── THE RECORDS

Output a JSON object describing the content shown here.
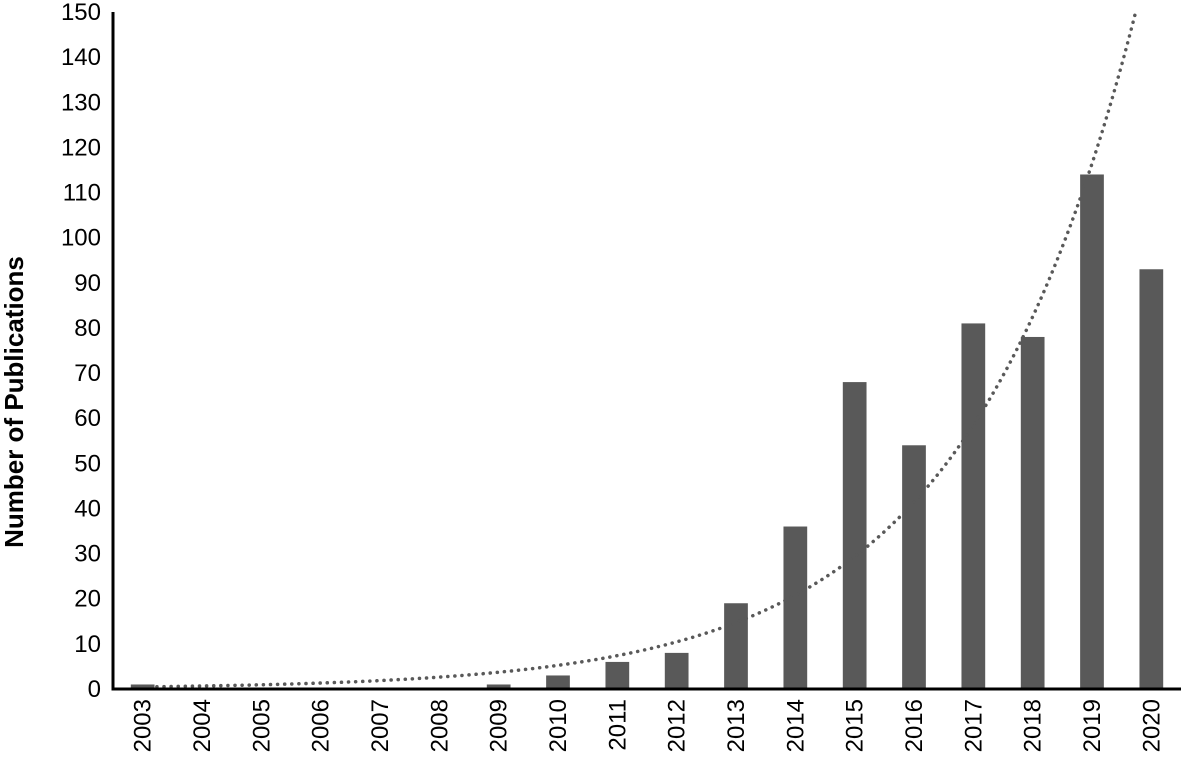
{
  "chart_data": {
    "type": "bar",
    "title": "",
    "xlabel": "",
    "ylabel": "Number of Publications",
    "ylim": [
      0,
      150
    ],
    "yticks": [
      0,
      10,
      20,
      30,
      40,
      50,
      60,
      70,
      80,
      90,
      100,
      110,
      120,
      130,
      140,
      150
    ],
    "grid": false,
    "legend": "none",
    "categories": [
      "2003",
      "2004",
      "2005",
      "2006",
      "2007",
      "2008",
      "2009",
      "2010",
      "2011",
      "2012",
      "2013",
      "2014",
      "2015",
      "2016",
      "2017",
      "2018",
      "2019",
      "2020"
    ],
    "values": [
      1,
      0,
      0,
      0,
      0,
      0,
      1,
      3,
      6,
      8,
      19,
      36,
      68,
      54,
      81,
      78,
      114,
      93
    ],
    "bar_color": "#595959",
    "trendline": {
      "type": "exponential",
      "style": "dotted",
      "color": "#595959"
    }
  }
}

────

SET EXERCISE
All of the records above must be copied exactly, except for the pictures.

CORRECT OUTPUT
Output a JSON object describing the content shown here.
{
  "chart_data": {
    "type": "bar",
    "title": "",
    "xlabel": "",
    "ylabel": "Number of Publications",
    "ylim": [
      0,
      150
    ],
    "yticks": [
      0,
      10,
      20,
      30,
      40,
      50,
      60,
      70,
      80,
      90,
      100,
      110,
      120,
      130,
      140,
      150
    ],
    "grid": false,
    "legend": "none",
    "categories": [
      "2003",
      "2004",
      "2005",
      "2006",
      "2007",
      "2008",
      "2009",
      "2010",
      "2011",
      "2012",
      "2013",
      "2014",
      "2015",
      "2016",
      "2017",
      "2018",
      "2019",
      "2020"
    ],
    "values": [
      1,
      0,
      0,
      0,
      0,
      0,
      1,
      3,
      6,
      8,
      19,
      36,
      68,
      54,
      81,
      78,
      114,
      93
    ],
    "bar_color": "#595959",
    "trendline": {
      "type": "exponential",
      "style": "dotted",
      "color": "#595959"
    }
  }
}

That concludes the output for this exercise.